SOURCE RECORDS =

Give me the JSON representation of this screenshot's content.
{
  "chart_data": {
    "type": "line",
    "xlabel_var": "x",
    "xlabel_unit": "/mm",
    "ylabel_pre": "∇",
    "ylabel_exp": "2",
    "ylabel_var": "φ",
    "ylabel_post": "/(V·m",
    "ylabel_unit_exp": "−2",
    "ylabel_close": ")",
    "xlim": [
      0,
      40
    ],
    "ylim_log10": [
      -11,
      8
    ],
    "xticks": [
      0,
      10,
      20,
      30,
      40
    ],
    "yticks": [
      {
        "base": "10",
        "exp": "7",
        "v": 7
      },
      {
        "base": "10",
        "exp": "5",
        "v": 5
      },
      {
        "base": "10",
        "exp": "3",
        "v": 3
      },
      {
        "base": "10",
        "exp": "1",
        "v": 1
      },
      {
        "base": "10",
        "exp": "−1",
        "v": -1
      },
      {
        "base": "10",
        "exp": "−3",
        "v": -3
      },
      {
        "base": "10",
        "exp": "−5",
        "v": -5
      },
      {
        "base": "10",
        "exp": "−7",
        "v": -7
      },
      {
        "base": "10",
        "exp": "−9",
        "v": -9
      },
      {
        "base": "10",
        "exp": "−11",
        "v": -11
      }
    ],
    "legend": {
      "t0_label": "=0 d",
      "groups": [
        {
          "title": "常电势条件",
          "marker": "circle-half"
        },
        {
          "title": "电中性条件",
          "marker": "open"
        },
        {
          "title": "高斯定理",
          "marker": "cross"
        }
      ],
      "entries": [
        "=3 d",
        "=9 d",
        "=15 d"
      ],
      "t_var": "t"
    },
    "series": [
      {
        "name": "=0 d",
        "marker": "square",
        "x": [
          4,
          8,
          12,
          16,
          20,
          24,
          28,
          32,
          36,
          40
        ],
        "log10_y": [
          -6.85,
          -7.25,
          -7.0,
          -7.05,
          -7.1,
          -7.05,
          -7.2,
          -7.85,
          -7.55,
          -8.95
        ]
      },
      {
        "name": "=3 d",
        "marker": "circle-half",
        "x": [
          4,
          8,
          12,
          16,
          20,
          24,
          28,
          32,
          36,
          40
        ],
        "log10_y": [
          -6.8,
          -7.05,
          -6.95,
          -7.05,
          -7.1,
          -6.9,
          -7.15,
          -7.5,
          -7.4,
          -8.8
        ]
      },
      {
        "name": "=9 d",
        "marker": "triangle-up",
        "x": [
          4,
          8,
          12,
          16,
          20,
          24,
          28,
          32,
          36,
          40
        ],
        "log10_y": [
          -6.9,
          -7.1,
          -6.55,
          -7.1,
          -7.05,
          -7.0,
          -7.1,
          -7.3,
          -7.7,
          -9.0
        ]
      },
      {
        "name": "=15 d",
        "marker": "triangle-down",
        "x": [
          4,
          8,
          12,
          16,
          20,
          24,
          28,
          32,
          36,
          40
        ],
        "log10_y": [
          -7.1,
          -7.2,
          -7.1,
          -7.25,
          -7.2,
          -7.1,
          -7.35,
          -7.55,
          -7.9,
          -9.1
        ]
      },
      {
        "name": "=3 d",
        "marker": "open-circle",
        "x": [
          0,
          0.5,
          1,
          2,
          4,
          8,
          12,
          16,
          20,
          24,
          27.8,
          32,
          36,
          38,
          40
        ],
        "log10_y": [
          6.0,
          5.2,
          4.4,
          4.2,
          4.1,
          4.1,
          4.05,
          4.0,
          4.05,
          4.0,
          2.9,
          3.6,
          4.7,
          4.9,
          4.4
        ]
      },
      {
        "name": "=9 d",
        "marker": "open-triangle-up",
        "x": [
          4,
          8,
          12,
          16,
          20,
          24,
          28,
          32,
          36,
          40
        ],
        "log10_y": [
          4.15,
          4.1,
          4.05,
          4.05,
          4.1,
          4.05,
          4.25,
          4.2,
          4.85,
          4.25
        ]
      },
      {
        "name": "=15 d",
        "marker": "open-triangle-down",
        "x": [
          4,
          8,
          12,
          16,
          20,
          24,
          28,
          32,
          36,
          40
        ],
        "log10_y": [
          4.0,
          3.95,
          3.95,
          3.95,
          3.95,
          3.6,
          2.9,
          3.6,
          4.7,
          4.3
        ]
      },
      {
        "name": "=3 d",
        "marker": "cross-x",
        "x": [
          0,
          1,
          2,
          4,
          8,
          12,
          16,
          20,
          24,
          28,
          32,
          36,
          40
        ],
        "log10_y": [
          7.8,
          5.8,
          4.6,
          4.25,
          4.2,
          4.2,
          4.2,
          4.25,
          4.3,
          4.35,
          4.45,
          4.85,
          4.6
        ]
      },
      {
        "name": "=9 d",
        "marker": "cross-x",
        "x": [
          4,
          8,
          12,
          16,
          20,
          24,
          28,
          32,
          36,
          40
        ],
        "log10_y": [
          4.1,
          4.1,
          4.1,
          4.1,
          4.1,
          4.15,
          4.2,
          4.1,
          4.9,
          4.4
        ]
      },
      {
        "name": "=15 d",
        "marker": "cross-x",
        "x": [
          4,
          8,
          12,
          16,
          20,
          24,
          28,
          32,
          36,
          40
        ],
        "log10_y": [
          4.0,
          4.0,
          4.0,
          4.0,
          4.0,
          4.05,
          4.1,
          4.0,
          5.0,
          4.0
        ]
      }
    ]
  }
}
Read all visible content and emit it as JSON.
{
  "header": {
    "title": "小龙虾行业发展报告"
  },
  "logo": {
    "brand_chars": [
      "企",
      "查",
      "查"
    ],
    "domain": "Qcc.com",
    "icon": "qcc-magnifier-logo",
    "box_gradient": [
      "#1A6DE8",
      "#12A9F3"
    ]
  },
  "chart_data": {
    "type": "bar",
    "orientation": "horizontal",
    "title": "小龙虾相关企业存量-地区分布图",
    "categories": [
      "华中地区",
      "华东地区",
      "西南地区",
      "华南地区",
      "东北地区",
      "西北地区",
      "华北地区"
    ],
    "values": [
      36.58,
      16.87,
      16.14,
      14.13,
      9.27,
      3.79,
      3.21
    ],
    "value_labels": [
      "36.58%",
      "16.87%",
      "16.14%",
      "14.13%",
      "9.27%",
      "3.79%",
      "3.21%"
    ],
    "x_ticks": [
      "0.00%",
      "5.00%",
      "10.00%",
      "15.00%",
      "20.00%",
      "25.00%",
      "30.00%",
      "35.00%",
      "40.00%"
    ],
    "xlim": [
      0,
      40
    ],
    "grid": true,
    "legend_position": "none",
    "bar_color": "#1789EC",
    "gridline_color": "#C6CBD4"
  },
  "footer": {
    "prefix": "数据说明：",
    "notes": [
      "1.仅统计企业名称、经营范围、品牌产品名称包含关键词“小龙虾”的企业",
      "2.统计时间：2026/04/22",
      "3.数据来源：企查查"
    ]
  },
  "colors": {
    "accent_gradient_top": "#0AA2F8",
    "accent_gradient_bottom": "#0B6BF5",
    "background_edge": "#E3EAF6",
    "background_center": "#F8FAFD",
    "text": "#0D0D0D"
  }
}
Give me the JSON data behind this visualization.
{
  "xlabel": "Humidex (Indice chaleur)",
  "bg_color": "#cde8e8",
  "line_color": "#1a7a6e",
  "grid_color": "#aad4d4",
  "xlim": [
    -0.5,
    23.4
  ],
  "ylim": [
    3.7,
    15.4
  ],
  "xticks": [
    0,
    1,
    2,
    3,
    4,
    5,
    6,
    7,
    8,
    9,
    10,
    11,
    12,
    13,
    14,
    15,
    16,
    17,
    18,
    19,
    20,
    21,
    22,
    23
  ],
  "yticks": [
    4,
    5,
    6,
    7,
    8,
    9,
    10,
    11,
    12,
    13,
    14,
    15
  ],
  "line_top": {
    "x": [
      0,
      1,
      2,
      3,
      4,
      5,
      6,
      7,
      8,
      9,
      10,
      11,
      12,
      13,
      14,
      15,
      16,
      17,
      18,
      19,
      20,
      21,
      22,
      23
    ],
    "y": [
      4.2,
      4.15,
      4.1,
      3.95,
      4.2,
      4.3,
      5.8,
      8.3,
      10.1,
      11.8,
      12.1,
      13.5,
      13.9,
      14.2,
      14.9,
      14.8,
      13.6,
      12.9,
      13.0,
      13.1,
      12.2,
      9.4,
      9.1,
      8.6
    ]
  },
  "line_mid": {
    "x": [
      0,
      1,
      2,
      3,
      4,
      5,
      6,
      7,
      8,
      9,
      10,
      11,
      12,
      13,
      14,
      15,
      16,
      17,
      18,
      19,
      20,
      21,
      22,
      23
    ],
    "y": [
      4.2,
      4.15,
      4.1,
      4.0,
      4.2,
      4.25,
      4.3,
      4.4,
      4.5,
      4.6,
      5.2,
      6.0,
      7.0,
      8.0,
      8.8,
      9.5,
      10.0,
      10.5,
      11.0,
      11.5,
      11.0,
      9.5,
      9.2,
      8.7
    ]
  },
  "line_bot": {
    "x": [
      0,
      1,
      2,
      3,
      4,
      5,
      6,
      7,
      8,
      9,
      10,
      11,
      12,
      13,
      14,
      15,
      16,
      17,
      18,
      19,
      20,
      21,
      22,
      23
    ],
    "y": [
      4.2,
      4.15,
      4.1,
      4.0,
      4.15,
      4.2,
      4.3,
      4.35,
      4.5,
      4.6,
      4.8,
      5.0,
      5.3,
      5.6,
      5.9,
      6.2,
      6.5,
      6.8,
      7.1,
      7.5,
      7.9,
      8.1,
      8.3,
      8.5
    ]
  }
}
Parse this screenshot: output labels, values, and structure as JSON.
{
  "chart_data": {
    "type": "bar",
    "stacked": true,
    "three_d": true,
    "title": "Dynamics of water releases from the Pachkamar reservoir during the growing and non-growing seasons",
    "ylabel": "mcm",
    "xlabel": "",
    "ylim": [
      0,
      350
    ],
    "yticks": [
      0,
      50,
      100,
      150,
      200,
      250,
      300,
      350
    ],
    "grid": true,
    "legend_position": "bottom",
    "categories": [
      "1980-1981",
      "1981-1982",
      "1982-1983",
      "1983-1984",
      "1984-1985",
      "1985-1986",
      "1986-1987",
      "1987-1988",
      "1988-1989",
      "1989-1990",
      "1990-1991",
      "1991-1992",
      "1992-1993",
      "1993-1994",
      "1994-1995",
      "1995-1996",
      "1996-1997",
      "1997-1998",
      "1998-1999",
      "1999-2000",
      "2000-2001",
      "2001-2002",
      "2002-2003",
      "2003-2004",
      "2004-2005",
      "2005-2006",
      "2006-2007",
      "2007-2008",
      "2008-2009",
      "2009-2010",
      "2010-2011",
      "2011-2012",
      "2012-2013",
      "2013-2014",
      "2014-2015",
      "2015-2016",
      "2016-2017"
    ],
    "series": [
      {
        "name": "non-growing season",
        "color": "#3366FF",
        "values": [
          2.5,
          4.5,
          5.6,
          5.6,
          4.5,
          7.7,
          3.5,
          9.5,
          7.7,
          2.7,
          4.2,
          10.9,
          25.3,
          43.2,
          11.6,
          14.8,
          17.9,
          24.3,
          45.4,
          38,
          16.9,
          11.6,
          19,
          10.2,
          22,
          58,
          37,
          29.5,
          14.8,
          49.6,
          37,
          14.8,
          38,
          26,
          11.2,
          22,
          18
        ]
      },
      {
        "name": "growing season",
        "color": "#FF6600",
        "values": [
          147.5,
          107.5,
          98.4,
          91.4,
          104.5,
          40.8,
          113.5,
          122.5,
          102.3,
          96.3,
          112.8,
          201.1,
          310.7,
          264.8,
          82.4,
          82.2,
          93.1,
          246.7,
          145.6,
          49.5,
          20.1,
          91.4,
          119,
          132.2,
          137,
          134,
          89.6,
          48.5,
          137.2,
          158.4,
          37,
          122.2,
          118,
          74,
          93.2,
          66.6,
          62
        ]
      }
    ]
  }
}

INSTRUCTION = For the data above, state how many lines contain "this"; the number is the whole answer.

ANSWER TO THE PROBLEM = 3